* [Listed records]:
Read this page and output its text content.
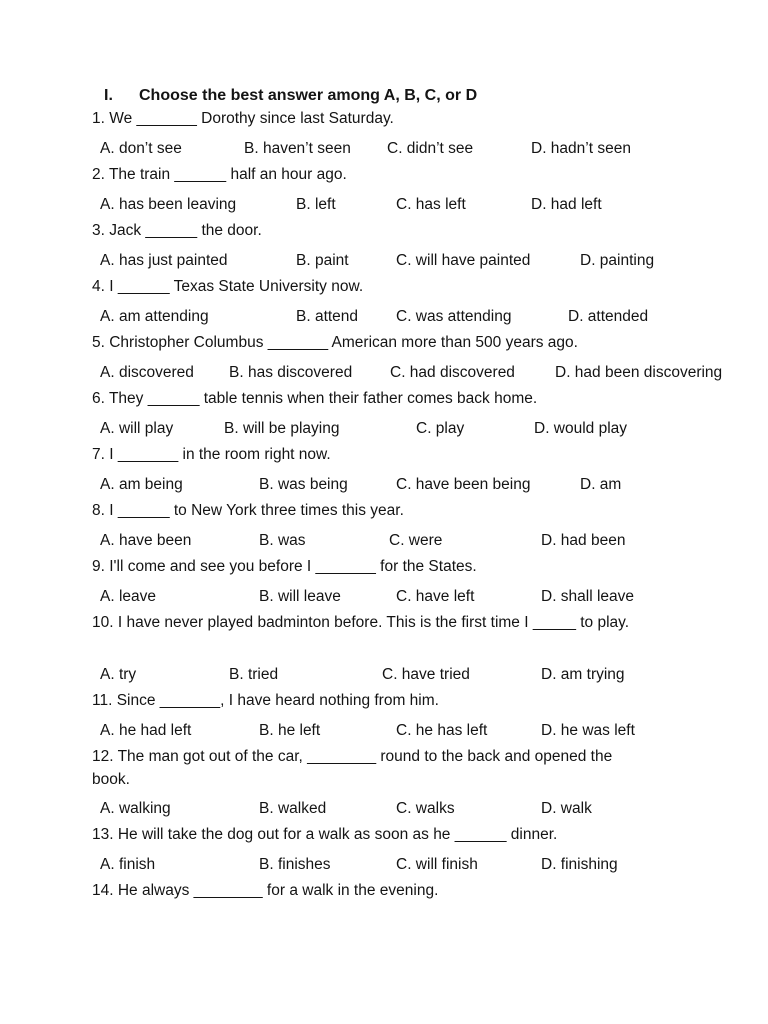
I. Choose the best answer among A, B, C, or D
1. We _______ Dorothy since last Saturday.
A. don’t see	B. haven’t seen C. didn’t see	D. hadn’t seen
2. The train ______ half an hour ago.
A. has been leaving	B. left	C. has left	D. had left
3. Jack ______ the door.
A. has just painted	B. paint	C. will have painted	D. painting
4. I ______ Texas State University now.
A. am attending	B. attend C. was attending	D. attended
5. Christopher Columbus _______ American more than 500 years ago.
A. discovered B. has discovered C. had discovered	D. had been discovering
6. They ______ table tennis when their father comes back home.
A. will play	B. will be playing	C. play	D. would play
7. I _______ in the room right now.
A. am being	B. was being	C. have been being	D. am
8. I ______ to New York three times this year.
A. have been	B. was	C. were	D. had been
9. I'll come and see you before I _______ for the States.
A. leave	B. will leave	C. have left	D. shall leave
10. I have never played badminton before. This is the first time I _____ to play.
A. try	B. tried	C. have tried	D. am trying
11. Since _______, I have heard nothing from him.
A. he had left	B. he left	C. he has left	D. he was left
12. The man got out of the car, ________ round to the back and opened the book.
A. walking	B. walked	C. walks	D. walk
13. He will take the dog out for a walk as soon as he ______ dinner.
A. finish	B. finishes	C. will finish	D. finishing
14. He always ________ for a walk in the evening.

* [Description of the task]: Reproduce all of the material above word for word. Omit the pictures.

* [Task response]:
Read this page and output its text content.
I. Choose the best answer among A, B, C, or D
1. We _______ Dorothy since last Saturday.
A. don’t see	B. haven’t seen C. didn’t see	D. hadn’t seen
2. The train ______ half an hour ago.
A. has been leaving	B. left	C. has left	D. had left
3. Jack ______ the door.
A. has just painted	B. paint	C. will have painted	D. painting
4. I ______ Texas State University now.
A. am attending	B. attend C. was attending	D. attended
5. Christopher Columbus _______ American more than 500 years ago.
A. discovered B. has discovered C. had discovered	D. had been discovering
6. They ______ table tennis when their father comes back home.
A. will play	B. will be playing	C. play	D. would play
7. I _______ in the room right now.
A. am being	B. was being	C. have been being	D. am
8. I ______ to New York three times this year.
A. have been	B. was	C. were	D. had been
9. I'll come and see you before I _______ for the States.
A. leave	B. will leave	C. have left	D. shall leave
10. I have never played badminton before. This is the first time I _____ to play.
A. try	B. tried	C. have tried	D. am trying
11. Since _______, I have heard nothing from him.
A. he had left	B. he left	C. he has left	D. he was left
12. The man got out of the car, ________ round to the back and opened the book.
A. walking	B. walked	C. walks	D. walk
13. He will take the dog out for a walk as soon as he ______ dinner.
A. finish	B. finishes	C. will finish	D. finishing
14. He always ________ for a walk in the evening.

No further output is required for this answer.